## Work instructions
Copy the data precisely, keeping every character.
** START OF Data entries **
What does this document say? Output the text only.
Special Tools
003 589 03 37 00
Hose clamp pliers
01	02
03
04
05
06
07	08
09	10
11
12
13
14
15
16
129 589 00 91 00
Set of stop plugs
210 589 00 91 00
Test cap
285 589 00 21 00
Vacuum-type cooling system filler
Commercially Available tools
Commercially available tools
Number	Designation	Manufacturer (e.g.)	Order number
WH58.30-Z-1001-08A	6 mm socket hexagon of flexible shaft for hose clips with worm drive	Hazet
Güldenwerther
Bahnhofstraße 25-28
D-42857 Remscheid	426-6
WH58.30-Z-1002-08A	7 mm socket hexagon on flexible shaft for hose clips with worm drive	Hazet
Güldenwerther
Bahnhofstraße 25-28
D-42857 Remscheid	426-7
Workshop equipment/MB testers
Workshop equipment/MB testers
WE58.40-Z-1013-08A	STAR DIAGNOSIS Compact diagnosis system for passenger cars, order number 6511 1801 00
** END OF Data entries **
## In response
What does this document say? Output the text only.
Special Tools
003 589 03 37 00
Hose clamp pliers
01	02
03
04
05
06
07	08
09	10
11
12
13
14
15
16
129 589 00 91 00
Set of stop plugs
210 589 00 91 00
Test cap
285 589 00 21 00
Vacuum-type cooling system filler
Commercially Available tools
Commercially available tools
Number	Designation	Manufacturer (e.g.)	Order number
WH58.30-Z-1001-08A	6 mm socket hexagon of flexible shaft for hose clips with worm drive	Hazet
Güldenwerther
Bahnhofstraße 25-28
D-42857 Remscheid	426-6
WH58.30-Z-1002-08A	7 mm socket hexagon on flexible shaft for hose clips with worm drive	Hazet
Güldenwerther
Bahnhofstraße 25-28
D-42857 Remscheid	426-7
Workshop equipment/MB testers
Workshop equipment/MB testers
WE58.40-Z-1013-08A	STAR DIAGNOSIS Compact diagnosis system for passenger cars, order number 6511 1801 00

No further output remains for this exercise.